** start **

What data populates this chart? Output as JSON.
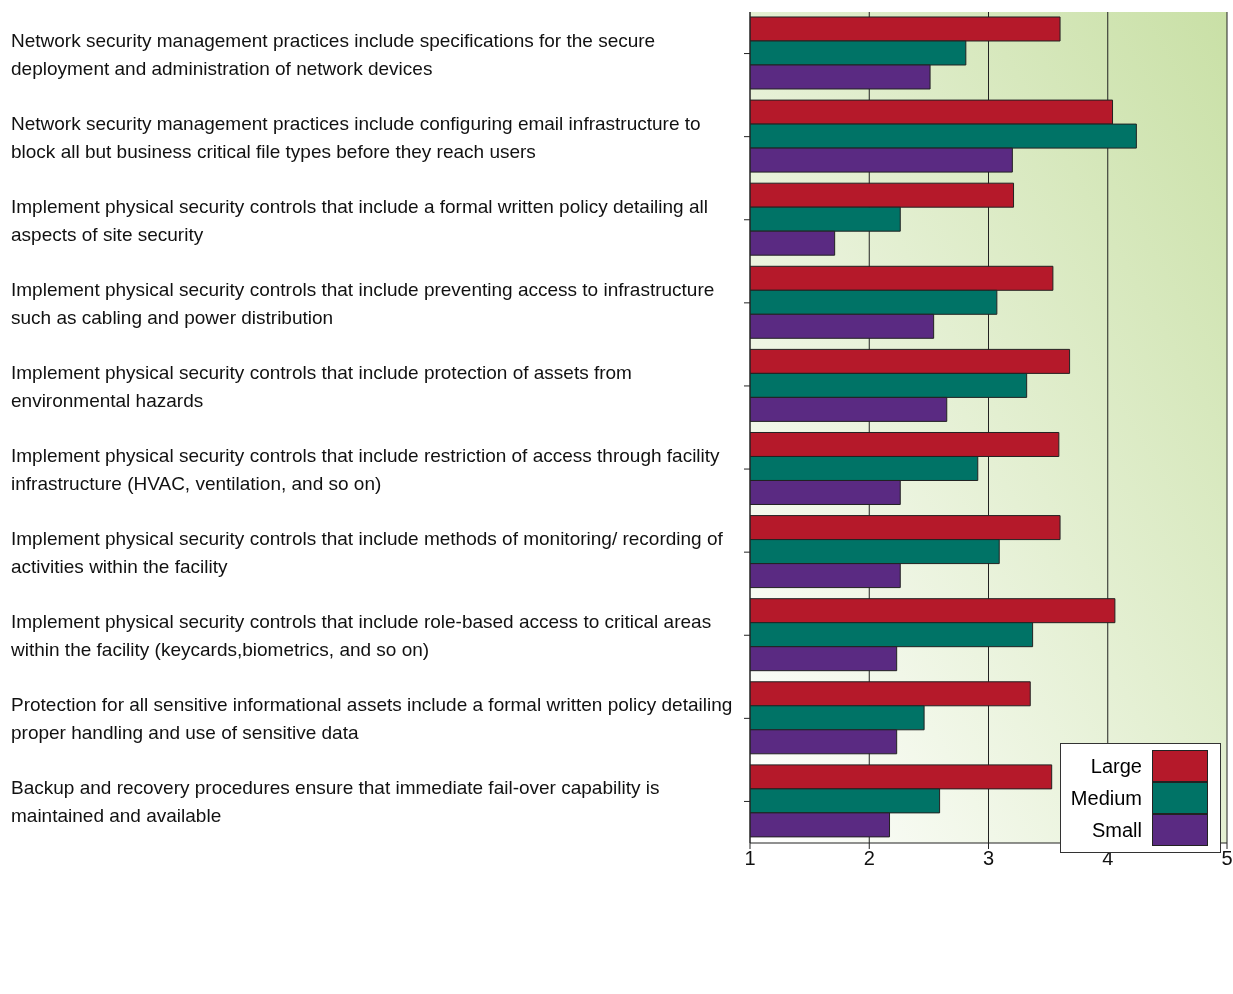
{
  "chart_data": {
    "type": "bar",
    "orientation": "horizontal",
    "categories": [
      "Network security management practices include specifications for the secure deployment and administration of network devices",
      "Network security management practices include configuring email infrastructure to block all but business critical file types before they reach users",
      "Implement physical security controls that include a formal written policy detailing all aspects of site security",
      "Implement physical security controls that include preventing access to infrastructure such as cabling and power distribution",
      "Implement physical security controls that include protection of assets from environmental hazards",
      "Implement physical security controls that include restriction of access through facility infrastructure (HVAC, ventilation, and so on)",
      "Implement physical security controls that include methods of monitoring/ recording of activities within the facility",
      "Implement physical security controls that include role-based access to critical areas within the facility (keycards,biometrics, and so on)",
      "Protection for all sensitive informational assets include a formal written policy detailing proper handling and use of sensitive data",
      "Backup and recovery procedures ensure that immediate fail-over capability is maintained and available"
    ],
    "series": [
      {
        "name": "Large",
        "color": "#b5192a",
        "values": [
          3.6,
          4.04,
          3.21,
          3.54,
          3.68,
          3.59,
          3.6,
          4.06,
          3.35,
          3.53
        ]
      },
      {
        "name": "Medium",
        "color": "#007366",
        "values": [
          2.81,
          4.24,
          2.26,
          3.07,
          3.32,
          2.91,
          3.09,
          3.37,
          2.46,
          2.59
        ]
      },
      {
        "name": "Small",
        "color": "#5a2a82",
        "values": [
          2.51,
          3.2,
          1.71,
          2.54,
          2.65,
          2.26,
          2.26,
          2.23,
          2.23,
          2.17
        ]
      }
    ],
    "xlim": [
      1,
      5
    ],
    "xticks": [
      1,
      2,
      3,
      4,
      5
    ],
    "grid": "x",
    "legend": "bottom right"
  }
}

** end **

▶ Your goal:
Copy out each line exactly, without the pictures.

▶ Task response:
What data populates this chart? Output as JSON.
{
  "chart_data": {
    "type": "bar",
    "orientation": "horizontal",
    "categories": [
      "Network security management practices include specifications for the secure deployment and administration of network devices",
      "Network security management practices include configuring email infrastructure to block all but business critical file types before they reach users",
      "Implement physical security controls that include a formal written policy detailing all aspects of site security",
      "Implement physical security controls that include preventing access to infrastructure such as cabling and power distribution",
      "Implement physical security controls that include protection of assets from environmental hazards",
      "Implement physical security controls that include restriction of access through facility infrastructure (HVAC, ventilation, and so on)",
      "Implement physical security controls that include methods of monitoring/ recording of activities within the facility",
      "Implement physical security controls that include role-based access to critical areas within the facility (keycards,biometrics, and so on)",
      "Protection for all sensitive informational assets include a formal written policy detailing proper handling and use of sensitive data",
      "Backup and recovery procedures ensure that immediate fail-over capability is maintained and available"
    ],
    "series": [
      {
        "name": "Large",
        "color": "#b5192a",
        "values": [
          3.6,
          4.04,
          3.21,
          3.54,
          3.68,
          3.59,
          3.6,
          4.06,
          3.35,
          3.53
        ]
      },
      {
        "name": "Medium",
        "color": "#007366",
        "values": [
          2.81,
          4.24,
          2.26,
          3.07,
          3.32,
          2.91,
          3.09,
          3.37,
          2.46,
          2.59
        ]
      },
      {
        "name": "Small",
        "color": "#5a2a82",
        "values": [
          2.51,
          3.2,
          1.71,
          2.54,
          2.65,
          2.26,
          2.26,
          2.23,
          2.23,
          2.17
        ]
      }
    ],
    "xlim": [
      1,
      5
    ],
    "xticks": [
      1,
      2,
      3,
      4,
      5
    ],
    "grid": "x",
    "legend": "bottom right"
  }
}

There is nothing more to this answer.